# start of Material for the task

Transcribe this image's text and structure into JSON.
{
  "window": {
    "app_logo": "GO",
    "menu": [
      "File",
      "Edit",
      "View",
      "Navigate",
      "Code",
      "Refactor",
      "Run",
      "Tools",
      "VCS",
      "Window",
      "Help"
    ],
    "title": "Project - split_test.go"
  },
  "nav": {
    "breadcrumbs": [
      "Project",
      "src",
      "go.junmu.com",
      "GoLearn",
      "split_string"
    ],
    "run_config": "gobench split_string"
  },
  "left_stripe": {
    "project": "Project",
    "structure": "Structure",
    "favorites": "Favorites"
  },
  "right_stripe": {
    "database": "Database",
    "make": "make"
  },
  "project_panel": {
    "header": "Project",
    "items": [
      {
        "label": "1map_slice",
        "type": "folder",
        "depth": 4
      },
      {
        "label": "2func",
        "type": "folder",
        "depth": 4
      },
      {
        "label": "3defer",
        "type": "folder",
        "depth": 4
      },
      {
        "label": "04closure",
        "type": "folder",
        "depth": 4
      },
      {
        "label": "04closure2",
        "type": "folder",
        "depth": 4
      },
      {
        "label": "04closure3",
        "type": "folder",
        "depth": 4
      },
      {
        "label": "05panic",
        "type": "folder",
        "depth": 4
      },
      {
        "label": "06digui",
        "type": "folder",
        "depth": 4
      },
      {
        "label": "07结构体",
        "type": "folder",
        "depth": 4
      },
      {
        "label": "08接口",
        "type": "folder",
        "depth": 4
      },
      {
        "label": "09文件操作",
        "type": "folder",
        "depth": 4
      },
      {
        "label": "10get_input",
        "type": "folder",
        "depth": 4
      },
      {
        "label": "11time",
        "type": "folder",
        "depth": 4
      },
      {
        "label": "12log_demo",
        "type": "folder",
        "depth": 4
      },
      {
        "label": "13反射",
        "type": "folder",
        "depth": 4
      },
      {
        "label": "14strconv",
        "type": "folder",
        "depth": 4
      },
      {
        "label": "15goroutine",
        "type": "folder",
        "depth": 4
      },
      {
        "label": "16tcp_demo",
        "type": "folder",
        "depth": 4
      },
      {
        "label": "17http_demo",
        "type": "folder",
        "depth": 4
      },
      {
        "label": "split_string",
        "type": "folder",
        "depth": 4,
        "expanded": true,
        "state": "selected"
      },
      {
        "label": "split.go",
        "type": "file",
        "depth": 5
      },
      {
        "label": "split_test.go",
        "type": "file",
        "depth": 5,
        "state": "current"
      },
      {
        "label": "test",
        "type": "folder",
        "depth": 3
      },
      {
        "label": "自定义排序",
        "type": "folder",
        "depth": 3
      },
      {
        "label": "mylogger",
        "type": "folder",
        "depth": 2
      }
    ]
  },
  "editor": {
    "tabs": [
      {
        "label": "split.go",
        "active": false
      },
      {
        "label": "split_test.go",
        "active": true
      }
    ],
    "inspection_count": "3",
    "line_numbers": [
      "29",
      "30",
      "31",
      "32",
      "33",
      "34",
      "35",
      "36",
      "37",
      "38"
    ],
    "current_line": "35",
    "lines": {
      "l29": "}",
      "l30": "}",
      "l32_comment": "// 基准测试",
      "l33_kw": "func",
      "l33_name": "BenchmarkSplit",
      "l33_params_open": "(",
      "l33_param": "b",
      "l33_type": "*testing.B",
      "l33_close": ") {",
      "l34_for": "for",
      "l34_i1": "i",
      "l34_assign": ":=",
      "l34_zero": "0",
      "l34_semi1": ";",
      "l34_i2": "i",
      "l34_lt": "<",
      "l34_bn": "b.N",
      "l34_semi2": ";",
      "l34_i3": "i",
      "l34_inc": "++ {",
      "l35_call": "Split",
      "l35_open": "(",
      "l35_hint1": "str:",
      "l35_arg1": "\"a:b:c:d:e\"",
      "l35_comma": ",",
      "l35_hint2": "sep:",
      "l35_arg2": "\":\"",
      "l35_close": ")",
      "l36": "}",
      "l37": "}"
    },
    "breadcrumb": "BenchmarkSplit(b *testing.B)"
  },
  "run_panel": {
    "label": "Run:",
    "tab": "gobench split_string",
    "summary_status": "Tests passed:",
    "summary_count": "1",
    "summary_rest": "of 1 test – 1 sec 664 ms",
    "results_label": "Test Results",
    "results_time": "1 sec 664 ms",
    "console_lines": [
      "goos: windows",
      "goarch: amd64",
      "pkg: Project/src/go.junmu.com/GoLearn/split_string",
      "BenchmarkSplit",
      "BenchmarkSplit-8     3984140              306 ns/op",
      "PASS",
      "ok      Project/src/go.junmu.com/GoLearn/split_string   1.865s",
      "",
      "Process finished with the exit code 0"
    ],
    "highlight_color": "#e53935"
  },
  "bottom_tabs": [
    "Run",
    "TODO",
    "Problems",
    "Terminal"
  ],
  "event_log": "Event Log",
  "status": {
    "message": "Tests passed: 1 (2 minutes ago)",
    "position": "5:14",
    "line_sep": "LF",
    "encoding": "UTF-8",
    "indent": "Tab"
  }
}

# end of Material for the task

● **Instruction**
Could you transcribe the records in full, exactly?

● **Final answer**
Transcribe this image's text and structure into JSON.
{
  "window": {
    "app_logo": "GO",
    "menu": [
      "File",
      "Edit",
      "View",
      "Navigate",
      "Code",
      "Refactor",
      "Run",
      "Tools",
      "VCS",
      "Window",
      "Help"
    ],
    "title": "Project - split_test.go"
  },
  "nav": {
    "breadcrumbs": [
      "Project",
      "src",
      "go.junmu.com",
      "GoLearn",
      "split_string"
    ],
    "run_config": "gobench split_string"
  },
  "left_stripe": {
    "project": "Project",
    "structure": "Structure",
    "favorites": "Favorites"
  },
  "right_stripe": {
    "database": "Database",
    "make": "make"
  },
  "project_panel": {
    "header": "Project",
    "items": [
      {
        "label": "1map_slice",
        "type": "folder",
        "depth": 4
      },
      {
        "label": "2func",
        "type": "folder",
        "depth": 4
      },
      {
        "label": "3defer",
        "type": "folder",
        "depth": 4
      },
      {
        "label": "04closure",
        "type": "folder",
        "depth": 4
      },
      {
        "label": "04closure2",
        "type": "folder",
        "depth": 4
      },
      {
        "label": "04closure3",
        "type": "folder",
        "depth": 4
      },
      {
        "label": "05panic",
        "type": "folder",
        "depth": 4
      },
      {
        "label": "06digui",
        "type": "folder",
        "depth": 4
      },
      {
        "label": "07结构体",
        "type": "folder",
        "depth": 4
      },
      {
        "label": "08接口",
        "type": "folder",
        "depth": 4
      },
      {
        "label": "09文件操作",
        "type": "folder",
        "depth": 4
      },
      {
        "label": "10get_input",
        "type": "folder",
        "depth": 4
      },
      {
        "label": "11time",
        "type": "folder",
        "depth": 4
      },
      {
        "label": "12log_demo",
        "type": "folder",
        "depth": 4
      },
      {
        "label": "13反射",
        "type": "folder",
        "depth": 4
      },
      {
        "label": "14strconv",
        "type": "folder",
        "depth": 4
      },
      {
        "label": "15goroutine",
        "type": "folder",
        "depth": 4
      },
      {
        "label": "16tcp_demo",
        "type": "folder",
        "depth": 4
      },
      {
        "label": "17http_demo",
        "type": "folder",
        "depth": 4
      },
      {
        "label": "split_string",
        "type": "folder",
        "depth": 4,
        "expanded": true,
        "state": "selected"
      },
      {
        "label": "split.go",
        "type": "file",
        "depth": 5
      },
      {
        "label": "split_test.go",
        "type": "file",
        "depth": 5,
        "state": "current"
      },
      {
        "label": "test",
        "type": "folder",
        "depth": 3
      },
      {
        "label": "自定义排序",
        "type": "folder",
        "depth": 3
      },
      {
        "label": "mylogger",
        "type": "folder",
        "depth": 2
      }
    ]
  },
  "editor": {
    "tabs": [
      {
        "label": "split.go",
        "active": false
      },
      {
        "label": "split_test.go",
        "active": true
      }
    ],
    "inspection_count": "3",
    "line_numbers": [
      "29",
      "30",
      "31",
      "32",
      "33",
      "34",
      "35",
      "36",
      "37",
      "38"
    ],
    "current_line": "35",
    "lines": {
      "l29": "}",
      "l30": "}",
      "l32_comment": "// 基准测试",
      "l33_kw": "func",
      "l33_name": "BenchmarkSplit",
      "l33_params_open": "(",
      "l33_param": "b",
      "l33_type": "*testing.B",
      "l33_close": ") {",
      "l34_for": "for",
      "l34_i1": "i",
      "l34_assign": ":=",
      "l34_zero": "0",
      "l34_semi1": ";",
      "l34_i2": "i",
      "l34_lt": "<",
      "l34_bn": "b.N",
      "l34_semi2": ";",
      "l34_i3": "i",
      "l34_inc": "++ {",
      "l35_call": "Split",
      "l35_open": "(",
      "l35_hint1": "str:",
      "l35_arg1": "\"a:b:c:d:e\"",
      "l35_comma": ",",
      "l35_hint2": "sep:",
      "l35_arg2": "\":\"",
      "l35_close": ")",
      "l36": "}",
      "l37": "}"
    },
    "breadcrumb": "BenchmarkSplit(b *testing.B)"
  },
  "run_panel": {
    "label": "Run:",
    "tab": "gobench split_string",
    "summary_status": "Tests passed:",
    "summary_count": "1",
    "summary_rest": "of 1 test – 1 sec 664 ms",
    "results_label": "Test Results",
    "results_time": "1 sec 664 ms",
    "console_lines": [
      "goos: windows",
      "goarch: amd64",
      "pkg: Project/src/go.junmu.com/GoLearn/split_string",
      "BenchmarkSplit",
      "BenchmarkSplit-8     3984140              306 ns/op",
      "PASS",
      "ok      Project/src/go.junmu.com/GoLearn/split_string   1.865s",
      "",
      "Process finished with the exit code 0"
    ],
    "highlight_color": "#e53935"
  },
  "bottom_tabs": [
    "Run",
    "TODO",
    "Problems",
    "Terminal"
  ],
  "event_log": "Event Log",
  "status": {
    "message": "Tests passed: 1 (2 minutes ago)",
    "position": "5:14",
    "line_sep": "LF",
    "encoding": "UTF-8",
    "indent": "Tab"
  }
}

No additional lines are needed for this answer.